[Data records]:
** BEGIN **

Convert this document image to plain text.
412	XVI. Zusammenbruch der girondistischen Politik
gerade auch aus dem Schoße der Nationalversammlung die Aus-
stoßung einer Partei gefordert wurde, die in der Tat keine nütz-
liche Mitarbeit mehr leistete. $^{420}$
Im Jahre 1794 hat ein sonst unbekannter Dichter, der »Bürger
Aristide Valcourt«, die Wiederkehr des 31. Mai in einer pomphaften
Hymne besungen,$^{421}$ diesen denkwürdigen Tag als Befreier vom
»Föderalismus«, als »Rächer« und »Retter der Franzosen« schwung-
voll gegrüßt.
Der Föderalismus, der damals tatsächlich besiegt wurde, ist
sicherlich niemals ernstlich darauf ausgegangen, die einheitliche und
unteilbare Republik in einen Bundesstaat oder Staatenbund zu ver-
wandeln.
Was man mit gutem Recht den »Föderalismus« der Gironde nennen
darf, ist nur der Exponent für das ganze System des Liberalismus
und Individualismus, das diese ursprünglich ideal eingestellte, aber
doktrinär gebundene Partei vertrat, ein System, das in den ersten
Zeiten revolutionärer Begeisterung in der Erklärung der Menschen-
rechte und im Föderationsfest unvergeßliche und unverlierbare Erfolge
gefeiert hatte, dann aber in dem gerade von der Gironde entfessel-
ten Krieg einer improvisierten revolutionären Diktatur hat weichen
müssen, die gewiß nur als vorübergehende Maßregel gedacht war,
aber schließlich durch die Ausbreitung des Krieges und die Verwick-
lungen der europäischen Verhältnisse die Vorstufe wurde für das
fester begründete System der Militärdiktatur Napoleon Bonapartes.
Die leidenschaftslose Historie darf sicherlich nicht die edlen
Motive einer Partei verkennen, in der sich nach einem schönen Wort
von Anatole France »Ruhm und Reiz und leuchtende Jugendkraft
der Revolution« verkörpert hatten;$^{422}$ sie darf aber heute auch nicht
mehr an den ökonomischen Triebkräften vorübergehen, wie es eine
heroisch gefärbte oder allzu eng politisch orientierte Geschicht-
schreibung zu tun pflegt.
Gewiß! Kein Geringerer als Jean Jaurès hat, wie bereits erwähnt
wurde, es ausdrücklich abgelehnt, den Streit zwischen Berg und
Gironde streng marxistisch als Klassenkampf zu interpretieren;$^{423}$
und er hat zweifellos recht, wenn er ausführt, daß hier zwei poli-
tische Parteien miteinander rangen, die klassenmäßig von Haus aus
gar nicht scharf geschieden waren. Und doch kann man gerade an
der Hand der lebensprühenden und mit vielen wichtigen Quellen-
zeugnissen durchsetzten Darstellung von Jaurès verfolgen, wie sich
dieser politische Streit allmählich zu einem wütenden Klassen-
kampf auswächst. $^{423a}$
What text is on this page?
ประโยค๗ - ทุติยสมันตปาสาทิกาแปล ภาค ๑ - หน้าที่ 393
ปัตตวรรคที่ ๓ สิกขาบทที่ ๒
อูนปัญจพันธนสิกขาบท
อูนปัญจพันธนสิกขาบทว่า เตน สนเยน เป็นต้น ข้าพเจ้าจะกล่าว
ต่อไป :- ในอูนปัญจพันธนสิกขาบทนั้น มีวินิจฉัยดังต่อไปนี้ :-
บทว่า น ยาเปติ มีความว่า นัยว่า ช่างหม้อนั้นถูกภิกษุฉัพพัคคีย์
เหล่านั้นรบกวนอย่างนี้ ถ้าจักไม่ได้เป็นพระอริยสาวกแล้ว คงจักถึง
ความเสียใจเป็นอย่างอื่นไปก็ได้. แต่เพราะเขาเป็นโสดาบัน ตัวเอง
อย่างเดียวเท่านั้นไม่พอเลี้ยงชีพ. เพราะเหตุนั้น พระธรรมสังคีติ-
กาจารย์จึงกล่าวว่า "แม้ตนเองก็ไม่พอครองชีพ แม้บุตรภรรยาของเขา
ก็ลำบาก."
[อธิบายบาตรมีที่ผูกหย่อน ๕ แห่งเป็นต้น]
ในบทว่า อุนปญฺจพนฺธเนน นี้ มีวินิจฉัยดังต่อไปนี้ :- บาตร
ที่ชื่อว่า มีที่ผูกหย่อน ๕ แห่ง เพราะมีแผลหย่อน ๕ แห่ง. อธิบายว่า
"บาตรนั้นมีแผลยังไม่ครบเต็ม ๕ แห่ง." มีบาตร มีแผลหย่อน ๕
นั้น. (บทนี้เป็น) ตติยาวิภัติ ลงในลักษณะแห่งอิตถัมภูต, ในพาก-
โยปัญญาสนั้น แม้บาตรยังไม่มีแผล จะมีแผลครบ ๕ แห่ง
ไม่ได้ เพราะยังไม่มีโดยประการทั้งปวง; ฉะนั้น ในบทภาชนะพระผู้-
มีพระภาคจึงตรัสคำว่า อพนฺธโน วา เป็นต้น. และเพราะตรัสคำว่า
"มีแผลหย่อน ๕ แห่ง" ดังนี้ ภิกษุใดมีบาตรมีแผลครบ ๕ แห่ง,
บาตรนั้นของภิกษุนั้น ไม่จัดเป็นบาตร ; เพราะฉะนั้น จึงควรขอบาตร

** END **

[WHAT TO WORK ON]: All of the records must be retyped exactly as they are.

[THE SOLUTION]:
Convert this document image to plain text.
412	XVI. Zusammenbruch der girondistischen Politik
gerade auch aus dem Schoße der Nationalversammlung die Aus-
stoßung einer Partei gefordert wurde, die in der Tat keine nütz-
liche Mitarbeit mehr leistete. $^{420}$
Im Jahre 1794 hat ein sonst unbekannter Dichter, der »Bürger
Aristide Valcourt«, die Wiederkehr des 31. Mai in einer pomphaften
Hymne besungen,$^{421}$ diesen denkwürdigen Tag als Befreier vom
»Föderalismus«, als »Rächer« und »Retter der Franzosen« schwung-
voll gegrüßt.
Der Föderalismus, der damals tatsächlich besiegt wurde, ist
sicherlich niemals ernstlich darauf ausgegangen, die einheitliche und
unteilbare Republik in einen Bundesstaat oder Staatenbund zu ver-
wandeln.
Was man mit gutem Recht den »Föderalismus« der Gironde nennen
darf, ist nur der Exponent für das ganze System des Liberalismus
und Individualismus, das diese ursprünglich ideal eingestellte, aber
doktrinär gebundene Partei vertrat, ein System, das in den ersten
Zeiten revolutionärer Begeisterung in der Erklärung der Menschen-
rechte und im Föderationsfest unvergeßliche und unverlierbare Erfolge
gefeiert hatte, dann aber in dem gerade von der Gironde entfessel-
ten Krieg einer improvisierten revolutionären Diktatur hat weichen
müssen, die gewiß nur als vorübergehende Maßregel gedacht war,
aber schließlich durch die Ausbreitung des Krieges und die Verwick-
lungen der europäischen Verhältnisse die Vorstufe wurde für das
fester begründete System der Militärdiktatur Napoleon Bonapartes.
Die leidenschaftslose Historie darf sicherlich nicht die edlen
Motive einer Partei verkennen, in der sich nach einem schönen Wort
von Anatole France »Ruhm und Reiz und leuchtende Jugendkraft
der Revolution« verkörpert hatten;$^{422}$ sie darf aber heute auch nicht
mehr an den ökonomischen Triebkräften vorübergehen, wie es eine
heroisch gefärbte oder allzu eng politisch orientierte Geschicht-
schreibung zu tun pflegt.
Gewiß! Kein Geringerer als Jean Jaurès hat, wie bereits erwähnt
wurde, es ausdrücklich abgelehnt, den Streit zwischen Berg und
Gironde streng marxistisch als Klassenkampf zu interpretieren;$^{423}$
und er hat zweifellos recht, wenn er ausführt, daß hier zwei poli-
tische Parteien miteinander rangen, die klassenmäßig von Haus aus
gar nicht scharf geschieden waren. Und doch kann man gerade an
der Hand der lebensprühenden und mit vielen wichtigen Quellen-
zeugnissen durchsetzten Darstellung von Jaurès verfolgen, wie sich
dieser politische Streit allmählich zu einem wütenden Klassen-
kampf auswächst. $^{423a}$
What text is on this page?
ประโยค๗ - ทุติยสมันตปาสาทิกาแปล ภาค ๑ - หน้าที่ 393
ปัตตวรรคที่ ๓ สิกขาบทที่ ๒
อูนปัญจพันธนสิกขาบท
อูนปัญจพันธนสิกขาบทว่า เตน สนเยน เป็นต้น ข้าพเจ้าจะกล่าว
ต่อไป :- ในอูนปัญจพันธนสิกขาบทนั้น มีวินิจฉัยดังต่อไปนี้ :-
บทว่า น ยาเปติ มีความว่า นัยว่า ช่างหม้อนั้นถูกภิกษุฉัพพัคคีย์
เหล่านั้นรบกวนอย่างนี้ ถ้าจักไม่ได้เป็นพระอริยสาวกแล้ว คงจักถึง
ความเสียใจเป็นอย่างอื่นไปก็ได้. แต่เพราะเขาเป็นโสดาบัน ตัวเอง
อย่างเดียวเท่านั้นไม่พอเลี้ยงชีพ. เพราะเหตุนั้น พระธรรมสังคีติ-
กาจารย์จึงกล่าวว่า "แม้ตนเองก็ไม่พอครองชีพ แม้บุตรภรรยาของเขา
ก็ลำบาก."
[อธิบายบาตรมีที่ผูกหย่อน ๕ แห่งเป็นต้น]
ในบทว่า อุนปญฺจพนฺธเนน นี้ มีวินิจฉัยดังต่อไปนี้ :- บาตร
ที่ชื่อว่า มีที่ผูกหย่อน ๕ แห่ง เพราะมีแผลหย่อน ๕ แห่ง. อธิบายว่า
"บาตรนั้นมีแผลยังไม่ครบเต็ม ๕ แห่ง." มีบาตร มีแผลหย่อน ๕
นั้น. (บทนี้เป็น) ตติยาวิภัติ ลงในลักษณะแห่งอิตถัมภูต, ในพาก-
โยปัญญาสนั้น แม้บาตรยังไม่มีแผล จะมีแผลครบ ๕ แห่ง
ไม่ได้ เพราะยังไม่มีโดยประการทั้งปวง; ฉะนั้น ในบทภาชนะพระผู้-
มีพระภาคจึงตรัสคำว่า อพนฺธโน วา เป็นต้น. และเพราะตรัสคำว่า
"มีแผลหย่อน ๕ แห่ง" ดังนี้ ภิกษุใดมีบาตรมีแผลครบ ๕ แห่ง,
บาตรนั้นของภิกษุนั้น ไม่จัดเป็นบาตร ; เพราะฉะนั้น จึงควรขอบาตร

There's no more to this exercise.